__GOAL__: Return the records that follow, matching each one exactly.

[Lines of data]
■ ■ ■ ■ ■

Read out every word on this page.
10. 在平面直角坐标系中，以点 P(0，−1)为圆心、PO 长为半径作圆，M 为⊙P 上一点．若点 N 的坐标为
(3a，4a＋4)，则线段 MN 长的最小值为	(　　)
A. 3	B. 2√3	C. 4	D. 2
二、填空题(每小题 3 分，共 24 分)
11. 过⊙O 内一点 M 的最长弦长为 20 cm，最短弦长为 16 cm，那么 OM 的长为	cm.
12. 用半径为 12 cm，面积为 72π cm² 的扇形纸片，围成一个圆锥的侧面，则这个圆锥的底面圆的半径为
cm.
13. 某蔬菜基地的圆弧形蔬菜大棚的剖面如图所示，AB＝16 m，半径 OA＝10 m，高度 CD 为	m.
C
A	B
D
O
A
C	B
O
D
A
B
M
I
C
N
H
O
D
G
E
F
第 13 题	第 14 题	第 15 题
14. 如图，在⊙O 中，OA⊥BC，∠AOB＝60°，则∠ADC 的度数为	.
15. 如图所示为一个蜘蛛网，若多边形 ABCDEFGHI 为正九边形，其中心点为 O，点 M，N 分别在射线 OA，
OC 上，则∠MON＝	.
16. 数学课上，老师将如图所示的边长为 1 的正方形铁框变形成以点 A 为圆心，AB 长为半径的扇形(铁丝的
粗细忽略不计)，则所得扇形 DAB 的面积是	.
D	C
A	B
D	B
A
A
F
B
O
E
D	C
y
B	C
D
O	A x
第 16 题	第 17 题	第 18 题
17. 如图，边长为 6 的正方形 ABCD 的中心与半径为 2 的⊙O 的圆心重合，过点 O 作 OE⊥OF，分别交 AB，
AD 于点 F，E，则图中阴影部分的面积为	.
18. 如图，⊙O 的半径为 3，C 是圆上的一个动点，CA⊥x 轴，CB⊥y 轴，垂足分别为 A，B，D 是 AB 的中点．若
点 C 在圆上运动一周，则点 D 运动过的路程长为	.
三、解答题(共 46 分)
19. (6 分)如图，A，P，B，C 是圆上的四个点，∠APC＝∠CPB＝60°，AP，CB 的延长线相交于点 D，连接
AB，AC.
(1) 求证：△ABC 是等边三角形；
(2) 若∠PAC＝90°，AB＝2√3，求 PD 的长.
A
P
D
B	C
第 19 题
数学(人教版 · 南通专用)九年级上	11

■ ■ ■ ■ ■

__EXERCISE SOLUTION__:
Read out every word on this page.
10. 在平面直角坐标系中，以点 P(0，−1)为圆心、PO 长为半径作圆，M 为⊙P 上一点．若点 N 的坐标为
(3a，4a＋4)，则线段 MN 长的最小值为	(　　)
A. 3	B. 2√3	C. 4	D. 2
二、填空题(每小题 3 分，共 24 分)
11. 过⊙O 内一点 M 的最长弦长为 20 cm，最短弦长为 16 cm，那么 OM 的长为	cm.
12. 用半径为 12 cm，面积为 72π cm² 的扇形纸片，围成一个圆锥的侧面，则这个圆锥的底面圆的半径为
cm.
13. 某蔬菜基地的圆弧形蔬菜大棚的剖面如图所示，AB＝16 m，半径 OA＝10 m，高度 CD 为	m.
C
A	B
D
O
A
C	B
O
D
A
B
M
I
C
N
H
O
D
G
E
F
第 13 题	第 14 题	第 15 题
14. 如图，在⊙O 中，OA⊥BC，∠AOB＝60°，则∠ADC 的度数为	.
15. 如图所示为一个蜘蛛网，若多边形 ABCDEFGHI 为正九边形，其中心点为 O，点 M，N 分别在射线 OA，
OC 上，则∠MON＝	.
16. 数学课上，老师将如图所示的边长为 1 的正方形铁框变形成以点 A 为圆心，AB 长为半径的扇形(铁丝的
粗细忽略不计)，则所得扇形 DAB 的面积是	.
D	C
A	B
D	B
A
A
F
B
O
E
D	C
y
B	C
D
O	A x
第 16 题	第 17 题	第 18 题
17. 如图，边长为 6 的正方形 ABCD 的中心与半径为 2 的⊙O 的圆心重合，过点 O 作 OE⊥OF，分别交 AB，
AD 于点 F，E，则图中阴影部分的面积为	.
18. 如图，⊙O 的半径为 3，C 是圆上的一个动点，CA⊥x 轴，CB⊥y 轴，垂足分别为 A，B，D 是 AB 的中点．若
点 C 在圆上运动一周，则点 D 运动过的路程长为	.
三、解答题(共 46 分)
19. (6 分)如图，A，P，B，C 是圆上的四个点，∠APC＝∠CPB＝60°，AP，CB 的延长线相交于点 D，连接
AB，AC.
(1) 求证：△ABC 是等边三角形；
(2) 若∠PAC＝90°，AB＝2√3，求 PD 的长.
A
P
D
B	C
第 19 题
数学(人教版 · 南通专用)九年级上	11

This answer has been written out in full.